• **What to do**: Find every line in the records below that holds the word "years", and copy each one.

• **Data to use**:

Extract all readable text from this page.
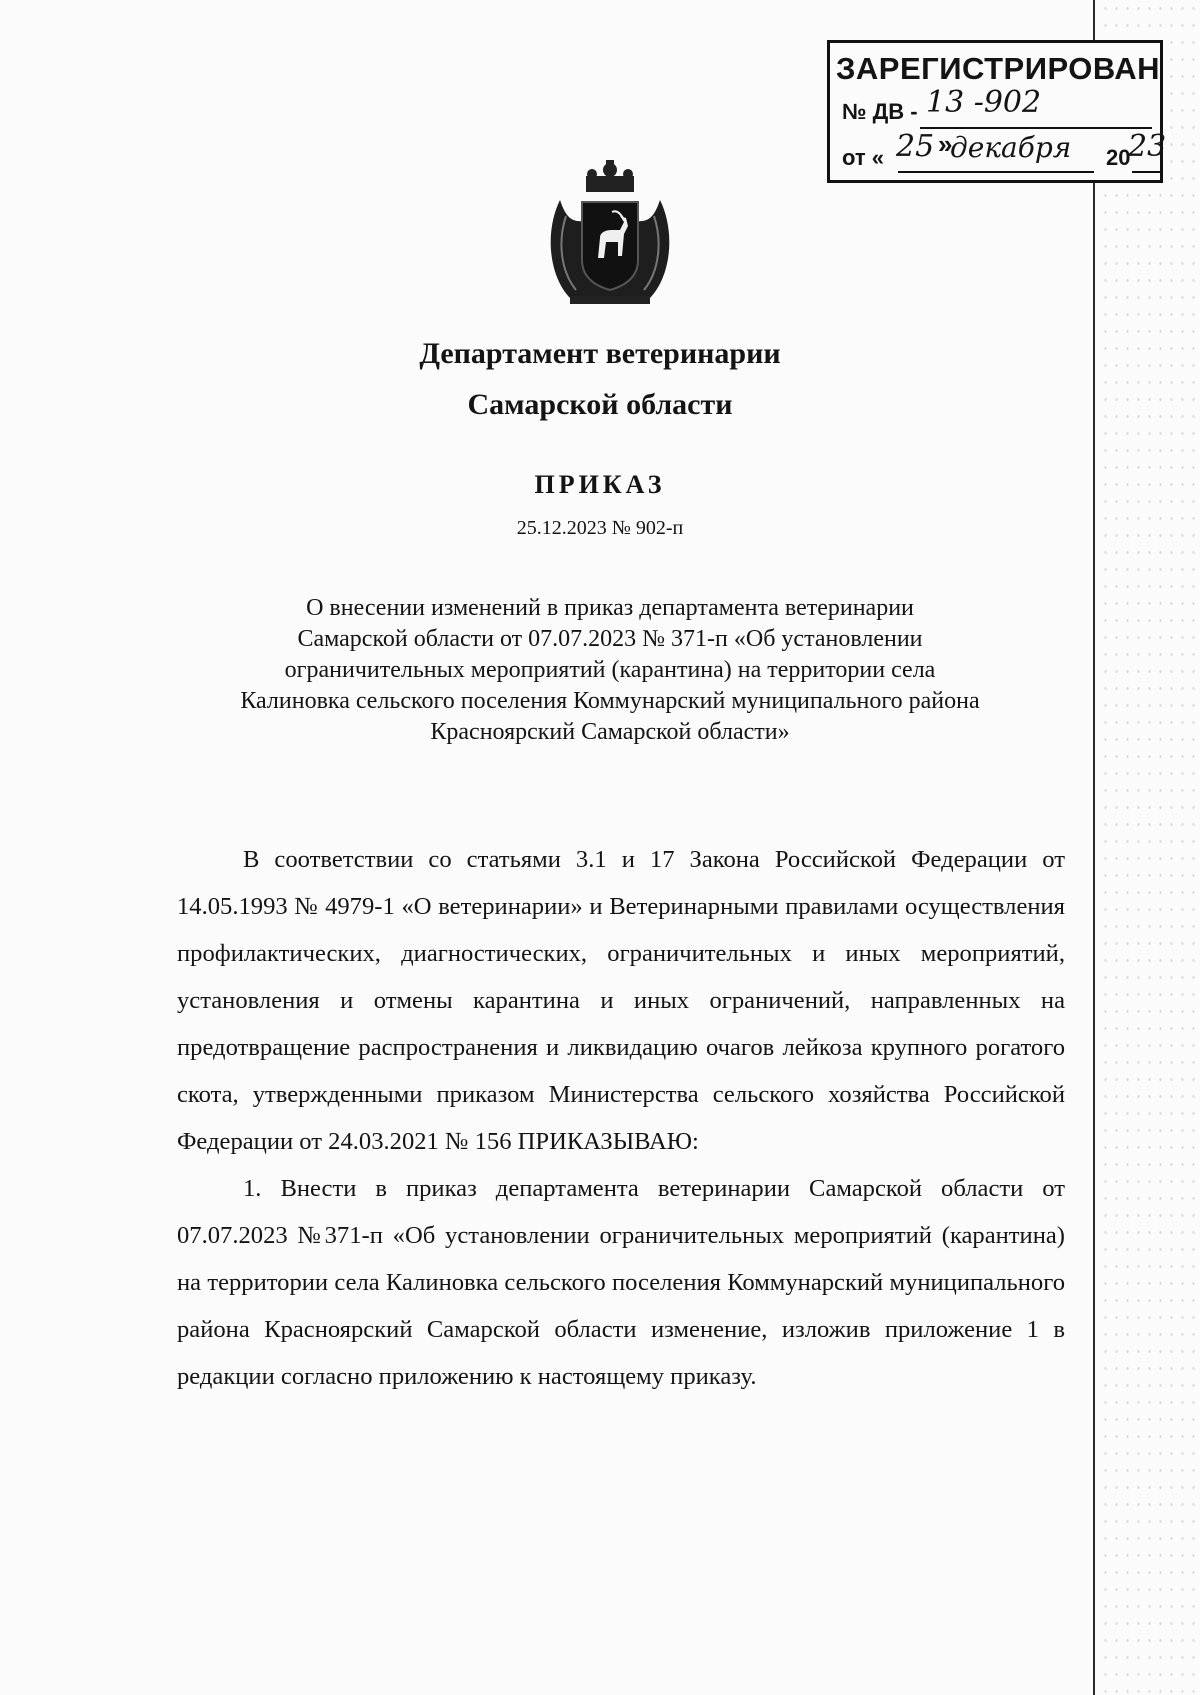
ЗАРЕГИСТРИРОВАН
№ ДВ - 13 -902
от «	20
25 »
декабря 23
Департамент ветеринарии
Самарской области
ПРИКАЗ
25.12.2023 № 902-п
О внесении изменений в приказ департамента ветеринарии
Самарской области от 07.07.2023 № 371-п «Об установлении
ограничительных мероприятий (карантина) на территории села
Калиновка сельского поселения Коммунарский муниципального района
Красноярский Самарской области»

В соответствии со статьями 3.1 и 17 Закона Российской Федерации от 14.05.1993 № 4979-1 «О ветеринарии» и Ветеринарными правилами осуществления профилактических, диагностических, ограничительных и иных мероприятий, установления и отмены карантина и иных ограничений, направленных на предотвращение распространения и ликвидацию очагов лейкоза крупного рогатого скота, утвержденными приказом Министерства сельского хозяйства Российской Федерации от 24.03.2021 № 156 ПРИКАЗЫВАЮ:

1. Внести в приказ департамента ветеринарии Самарской области от 07.07.2023 №371-п «Об установлении ограничительных мероприятий (карантина) на территории села Калиновка сельского поселения Коммунарский муниципального района Красноярский Самарской области изменение, изложив приложение 1 в редакции согласно приложению к настоящему приказу.
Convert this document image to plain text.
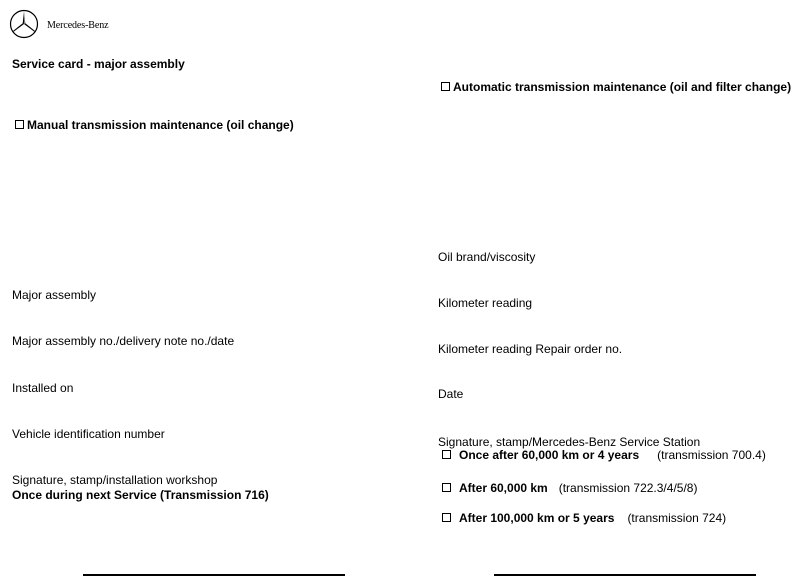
Mercedes-Benz
Service card - major assembly
Automatic transmission maintenance (oil and filter change)
Manual transmission maintenance (oil change)
Major assembly
Major assembly no./delivery note no./date
Installed on
Vehicle identification number
Signature, stamp/installation workshop
Once during next Service (Transmission 716)
Oil brand/viscosity
Kilometer reading
Kilometer reading Repair order no.
Date
Signature, stamp/Mercedes-Benz Service Station
Once after 60,000 km or 4 years (transmission 700.4)
After 60,000 km (transmission 722.3/4/5/8)
After 100,000 km or 5 years (transmission 724)
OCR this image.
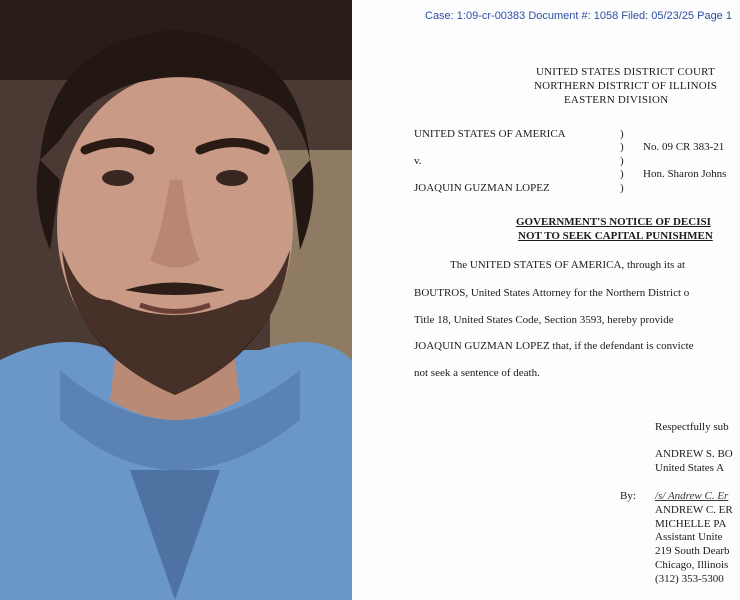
Case: 1:09-cr-00383 Document #: 1058 Filed: 05/23/25 Page 1
UNITED STATES DISTRICT COURT
NORTHERN DISTRICT OF ILLINOIS
EASTERN DIVISION
UNITED STATES OF AMERICA
v.
JOAQUIN GUZMAN LOPEZ
)
)
)
)
)
No. 09 CR 383-21
Hon. Sharon Johns
GOVERNMENT'S NOTICE OF DECISI
NOT TO SEEK CAPITAL PUNISHMEN
The UNITED STATES OF AMERICA, through its at
BOUTROS, United States Attorney for the Northern District o
Title 18, United States Code, Section 3593, hereby provide
JOAQUIN GUZMAN LOPEZ that, if the defendant is convicte
not seek a sentence of death.
Respectfully sub
ANDREW S. BO
United States A
By: /s/ Andrew C. Er
ANDREW C. ER
MICHELLE PA
Assistant Unite
219 South Dearb
Chicago, Illinois
(312) 353-5300
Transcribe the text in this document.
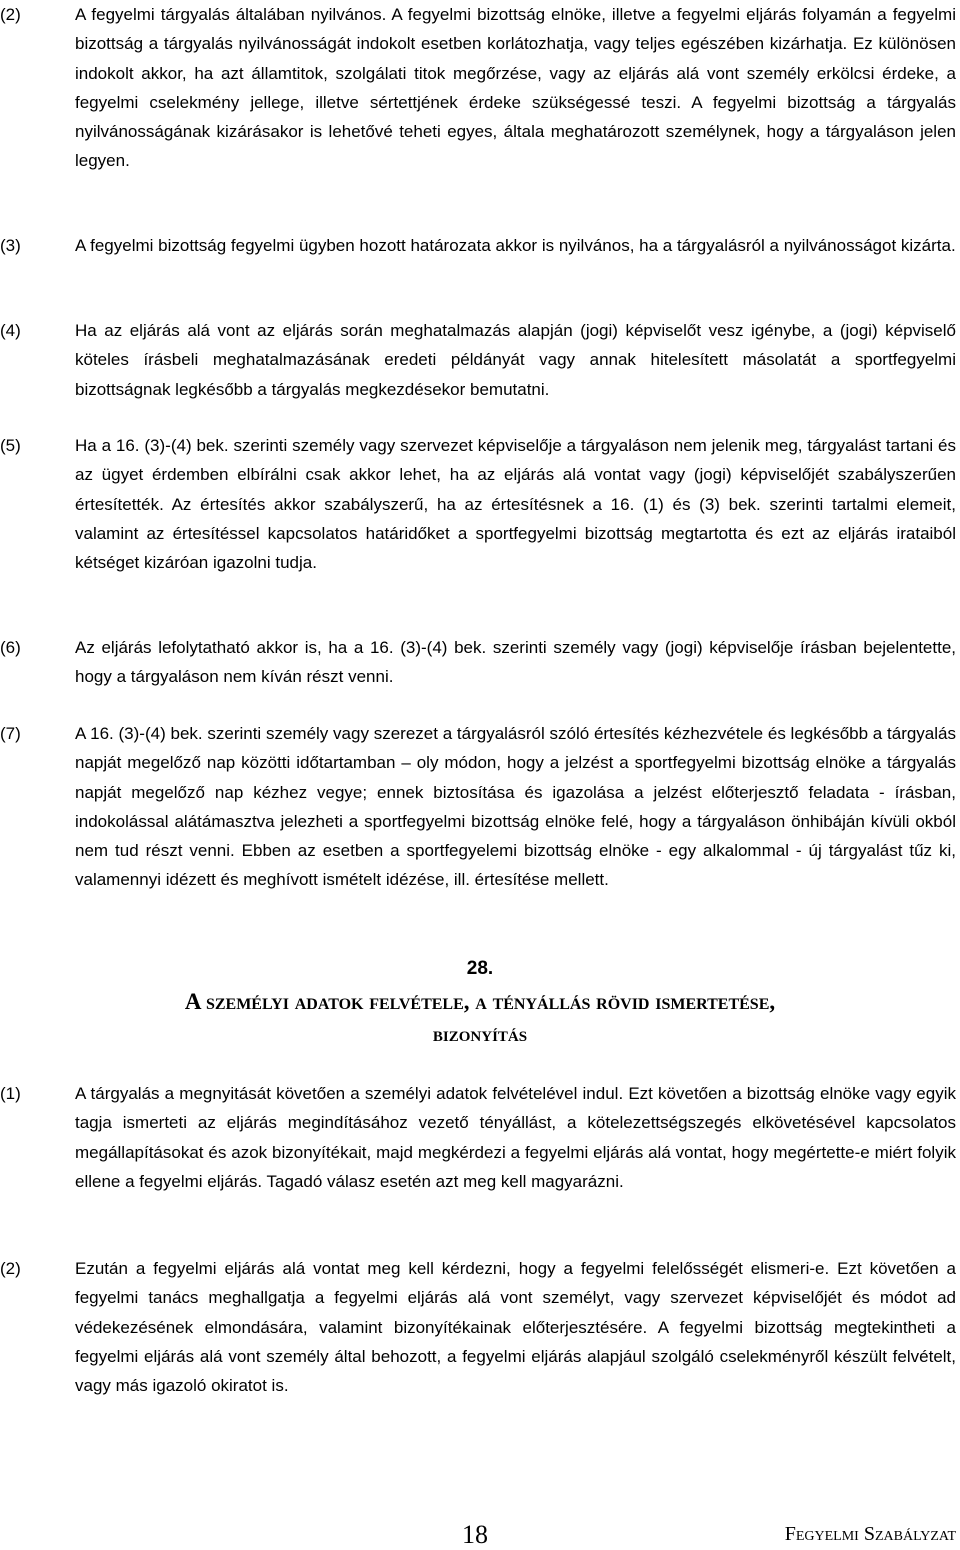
(2)	A fegyelmi tárgyalás általában nyilvános. A fegyelmi bizottság elnöke, illetve a fegyelmi eljárás folyamán a fegyelmi bizottság a tárgyalás nyilvánosságát indokolt esetben korlátozhatja, vagy teljes egészében kizárhatja. Ez különösen indokolt akkor, ha azt államtitok, szolgálati titok megőrzése, vagy az eljárás alá vont személy erkölcsi érdeke, a fegyelmi cselekmény jellege, illetve sértettjének érdeke szükségessé teszi. A fegyelmi bizottság a tárgyalás nyilvánosságának kizárásakor is lehetővé teheti egyes, általa meghatározott személynek, hogy a tárgyaláson jelen legyen.
(3)	A fegyelmi bizottság fegyelmi ügyben hozott határozata akkor is nyilvános, ha a tárgyalásról a nyilvánosságot kizárta.
(4)	Ha az eljárás alá vont az eljárás során meghatalmazás alapján (jogi) képviselőt vesz igénybe, a (jogi) képviselő köteles írásbeli meghatalmazásának eredeti példányát vagy annak hitelesített másolatát a sportfegyelmi bizottságnak legkésőbb a tárgyalás megkezdésekor bemutatni.
(5)	Ha a 16. (3)-(4) bek. szerinti személy vagy szervezet képviselője a tárgyaláson nem jelenik meg, tárgyalást tartani és az ügyet érdemben elbírálni csak akkor lehet, ha az eljárás alá vontat vagy (jogi) képviselőjét szabályszerűen értesítették. Az értesítés akkor szabályszerű, ha az értesítésnek a 16. (1) és (3) bek. szerinti tartalmi elemeit, valamint az értesítéssel kapcsolatos határidőket a sportfegyelmi bizottság megtartotta és ezt az eljárás irataiból kétséget kizáróan igazolni tudja.
(6)	Az eljárás lefolytatható akkor is, ha a 16. (3)-(4) bek. szerinti személy vagy (jogi) képviselője írásban bejelentette, hogy a tárgyaláson nem kíván részt venni.
(7)	A 16. (3)-(4) bek. szerinti személy vagy szerezet a tárgyalásról szóló értesítés kézhezvétele és legkésőbb a tárgyalás napját megelőző nap közötti időtartamban – oly módon, hogy a jelzést a sportfegyelmi bizottság elnöke a tárgyalás napját megelőző nap kézhez vegye; ennek biztosítása és igazolása a jelzést előterjesztő feladata - írásban, indokolással alátámasztva jelezheti a sportfegyelmi bizottság elnöke felé, hogy a tárgyaláson önhibáján kívüli okból nem tud részt venni. Ebben az esetben a sportfegyelemi bizottság elnöke - egy alkalommal - új tárgyalást tűz ki, valamennyi idézett és meghívott ismételt idézése, ill. értesítése mellett.
28.
A személyi adatok felvétele, a tényállás rövid ismertetése,
bizonyítás
(1)	A tárgyalás a megnyitását követően a személyi adatok felvételével indul. Ezt követően a bizottság elnöke vagy egyik tagja ismerteti az eljárás megindításához vezető tényállást, a kötelezettségszegés elkövetésével kapcsolatos megállapításokat és azok bizonyítékait, majd megkérdezi a fegyelmi eljárás alá vontat, hogy megértette-e miért folyik ellene a fegyelmi eljárás. Tagadó válasz esetén azt meg kell magyarázni.
(2)	Ezután a fegyelmi eljárás alá vontat meg kell kérdezni, hogy a fegyelmi felelősségét elismeri-e. Ezt követően a fegyelmi tanács meghallgatja a fegyelmi eljárás alá vont személyt, vagy szervezet képviselőjét és módot ad védekezésének elmondására, valamint bizonyítékainak előterjesztésére. A fegyelmi bizottság megtekintheti a fegyelmi eljárás alá vont személy által behozott, a fegyelmi eljárás alapjául szolgáló cselekményről készült felvételt, vagy más igazoló okiratot is.
18	Fegyelmi Szabályzat
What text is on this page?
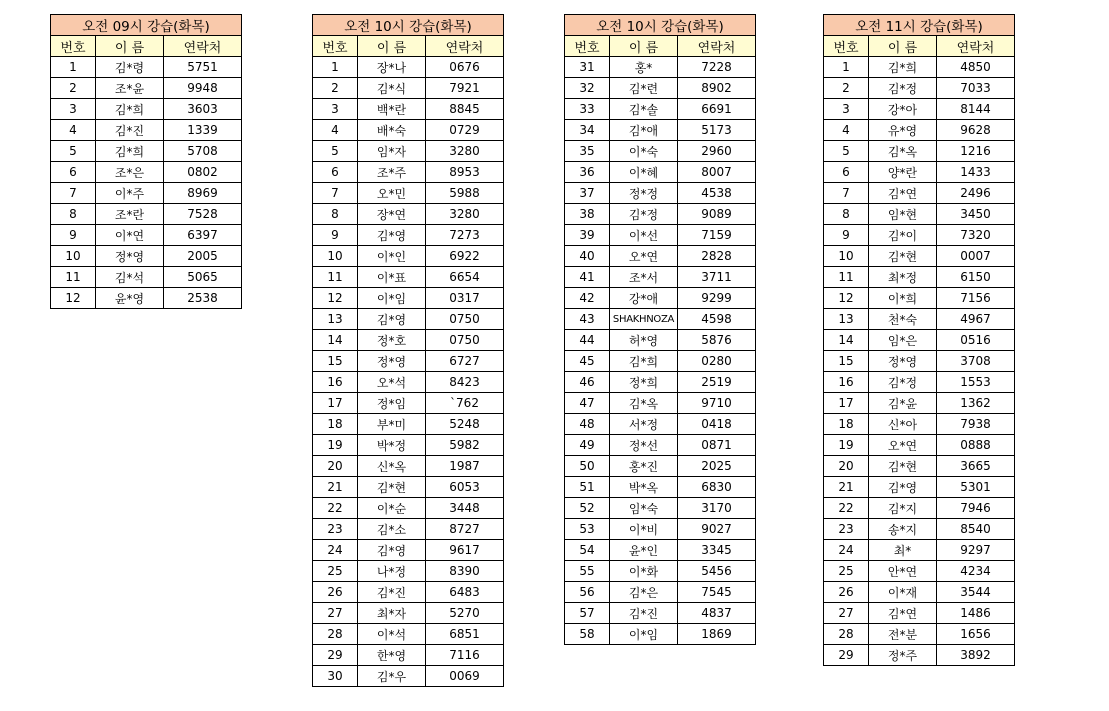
오전 09시 강습(화목)		
번호	이 름	연락처
1	김*령	5751
2	조*윤	9948
3	김*희	3603
4	김*진	1339
5	김*희	5708
6	조*은	0802
7	이*주	8969
8	조*란	7528
9	이*연	6397
10	정*영	2005
11	김*석	5065
12	윤*영	2538
오전 10시 강습(화목)		
번호	이 름	연락처
1	장*나	0676
2	김*식	7921
3	백*란	8845
4	배*숙	0729
5	임*자	3280
6	조*주	8953
7	오*민	5988
8	장*연	3280
9	김*영	7273
10	이*인	6922
11	이*표	6654
12	이*임	0317
13	김*영	0750
14	정*호	0750
15	정*영	6727
16	오*석	8423
17	정*임	`762
18	부*미	5248
19	박*정	5982
20	신*옥	1987
21	김*현	6053
22	이*순	3448
23	김*소	8727
24	김*영	9617
25	나*정	8390
26	김*진	6483
27	최*자	5270
28	이*석	6851
29	한*영	7116
30	김*우	0069
오전 10시 강습(화목)		
번호	이 름	연락처
31	홍*	7228
32	김*련	8902
33	김*솔	6691
34	김*애	5173
35	이*숙	2960
36	이*혜	8007
37	정*정	4538
38	김*정	9089
39	이*선	7159
40	오*연	2828
41	조*서	3711
42	강*애	9299
43	SHAKHNOZA	4598
44	허*영	5876
45	김*희	0280
46	정*희	2519
47	김*옥	9710
48	서*정	0418
49	정*선	0871
50	홍*진	2025
51	박*옥	6830
52	임*숙	3170
53	이*비	9027
54	윤*인	3345
55	이*화	5456
56	김*은	7545
57	김*진	4837
58	이*임	1869
오전 11시 강습(화목)		
번호	이 름	연락처
1	김*희	4850
2	김*정	7033
3	강*아	8144
4	유*영	9628
5	김*옥	1216
6	양*란	1433
7	김*연	2496
8	임*현	3450
9	김*이	7320
10	김*현	0007
11	최*정	6150
12	이*희	7156
13	천*숙	4967
14	임*은	0516
15	정*영	3708
16	김*정	1553
17	김*윤	1362
18	신*아	7938
19	오*연	0888
20	김*현	3665
21	김*영	5301
22	김*지	7946
23	송*지	8540
24	최*	9297
25	안*연	4234
26	이*재	3544
27	김*연	1486
28	전*분	1656
29	정*주	3892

• **Problem solution**:
Once after 60,000 km or 4 years (transmission 700.4)
After 100,000 km or 5 years (transmission 724)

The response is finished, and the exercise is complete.